(Data entries for graphics)
····················
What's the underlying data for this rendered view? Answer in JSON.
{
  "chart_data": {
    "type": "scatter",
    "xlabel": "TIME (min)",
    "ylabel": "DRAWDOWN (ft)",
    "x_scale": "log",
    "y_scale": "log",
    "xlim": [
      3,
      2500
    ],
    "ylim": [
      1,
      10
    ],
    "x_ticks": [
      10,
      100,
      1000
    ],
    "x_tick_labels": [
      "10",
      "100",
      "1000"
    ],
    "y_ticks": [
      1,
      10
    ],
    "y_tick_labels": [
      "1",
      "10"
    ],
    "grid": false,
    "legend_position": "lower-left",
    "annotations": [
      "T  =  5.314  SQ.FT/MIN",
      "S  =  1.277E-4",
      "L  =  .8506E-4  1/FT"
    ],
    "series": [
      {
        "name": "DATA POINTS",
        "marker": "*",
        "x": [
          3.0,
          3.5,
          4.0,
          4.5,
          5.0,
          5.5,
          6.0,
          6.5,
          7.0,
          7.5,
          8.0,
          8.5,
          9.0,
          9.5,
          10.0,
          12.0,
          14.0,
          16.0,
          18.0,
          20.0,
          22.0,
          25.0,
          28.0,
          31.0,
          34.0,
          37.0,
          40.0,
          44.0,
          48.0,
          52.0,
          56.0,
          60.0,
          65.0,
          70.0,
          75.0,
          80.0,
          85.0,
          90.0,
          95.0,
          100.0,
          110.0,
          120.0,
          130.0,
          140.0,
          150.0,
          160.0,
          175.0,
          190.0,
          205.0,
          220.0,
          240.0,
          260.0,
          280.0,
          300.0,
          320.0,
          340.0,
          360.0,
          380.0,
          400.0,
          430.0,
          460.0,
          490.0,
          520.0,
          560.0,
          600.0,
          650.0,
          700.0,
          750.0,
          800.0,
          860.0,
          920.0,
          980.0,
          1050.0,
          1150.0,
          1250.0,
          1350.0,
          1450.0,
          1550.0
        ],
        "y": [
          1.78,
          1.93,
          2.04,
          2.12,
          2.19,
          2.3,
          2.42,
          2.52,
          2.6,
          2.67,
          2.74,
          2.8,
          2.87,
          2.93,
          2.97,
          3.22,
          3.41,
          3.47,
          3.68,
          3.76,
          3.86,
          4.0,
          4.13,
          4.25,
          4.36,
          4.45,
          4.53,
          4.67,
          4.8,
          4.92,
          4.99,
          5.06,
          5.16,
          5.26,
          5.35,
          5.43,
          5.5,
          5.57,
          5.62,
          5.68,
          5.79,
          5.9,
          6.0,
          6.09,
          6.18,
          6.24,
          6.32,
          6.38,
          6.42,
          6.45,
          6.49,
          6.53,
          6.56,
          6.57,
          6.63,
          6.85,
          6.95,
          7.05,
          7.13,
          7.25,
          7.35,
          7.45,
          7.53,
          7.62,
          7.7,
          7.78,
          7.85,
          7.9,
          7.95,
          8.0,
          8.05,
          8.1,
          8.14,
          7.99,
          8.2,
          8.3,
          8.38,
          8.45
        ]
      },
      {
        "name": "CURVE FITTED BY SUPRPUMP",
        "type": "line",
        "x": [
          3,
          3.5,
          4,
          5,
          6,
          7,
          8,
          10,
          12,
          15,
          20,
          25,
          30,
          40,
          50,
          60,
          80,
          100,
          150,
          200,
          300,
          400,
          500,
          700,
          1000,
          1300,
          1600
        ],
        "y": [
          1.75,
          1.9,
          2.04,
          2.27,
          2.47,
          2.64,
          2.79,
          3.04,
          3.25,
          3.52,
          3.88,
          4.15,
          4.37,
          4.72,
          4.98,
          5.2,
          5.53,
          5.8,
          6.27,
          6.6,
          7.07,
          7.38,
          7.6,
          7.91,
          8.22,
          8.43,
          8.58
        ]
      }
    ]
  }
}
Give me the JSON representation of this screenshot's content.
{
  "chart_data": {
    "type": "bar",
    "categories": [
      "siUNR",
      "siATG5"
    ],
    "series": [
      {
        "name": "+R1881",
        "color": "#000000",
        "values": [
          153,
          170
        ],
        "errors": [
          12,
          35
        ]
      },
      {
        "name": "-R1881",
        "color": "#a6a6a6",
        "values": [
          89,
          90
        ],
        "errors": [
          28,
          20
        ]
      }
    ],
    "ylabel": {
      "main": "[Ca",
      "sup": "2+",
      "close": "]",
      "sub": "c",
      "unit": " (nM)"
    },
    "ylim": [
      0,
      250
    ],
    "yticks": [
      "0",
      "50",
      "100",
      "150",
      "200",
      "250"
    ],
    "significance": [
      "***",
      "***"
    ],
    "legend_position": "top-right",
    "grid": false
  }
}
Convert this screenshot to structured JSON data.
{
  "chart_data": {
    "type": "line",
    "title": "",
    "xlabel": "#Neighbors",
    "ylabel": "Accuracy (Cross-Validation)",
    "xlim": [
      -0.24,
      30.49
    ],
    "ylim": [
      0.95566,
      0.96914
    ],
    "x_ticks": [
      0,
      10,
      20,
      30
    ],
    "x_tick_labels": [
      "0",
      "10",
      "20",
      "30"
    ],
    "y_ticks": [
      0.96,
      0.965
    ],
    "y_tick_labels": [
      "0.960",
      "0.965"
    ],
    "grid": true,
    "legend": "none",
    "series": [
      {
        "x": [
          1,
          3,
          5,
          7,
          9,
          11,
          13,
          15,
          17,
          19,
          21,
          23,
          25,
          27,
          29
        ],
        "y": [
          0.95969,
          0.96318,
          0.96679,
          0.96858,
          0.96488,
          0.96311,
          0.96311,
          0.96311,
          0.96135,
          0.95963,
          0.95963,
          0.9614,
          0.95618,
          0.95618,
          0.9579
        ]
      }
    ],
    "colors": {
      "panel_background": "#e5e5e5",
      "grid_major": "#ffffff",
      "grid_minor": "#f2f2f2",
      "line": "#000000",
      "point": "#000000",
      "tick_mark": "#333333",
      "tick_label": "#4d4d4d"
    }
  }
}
····················
Choose all lines containing the string "JSON" and copy them out.

What's the underlying data for this rendered view? Answer in JSON.
Give me the JSON representation of this screenshot's content.
Convert this screenshot to structured JSON data.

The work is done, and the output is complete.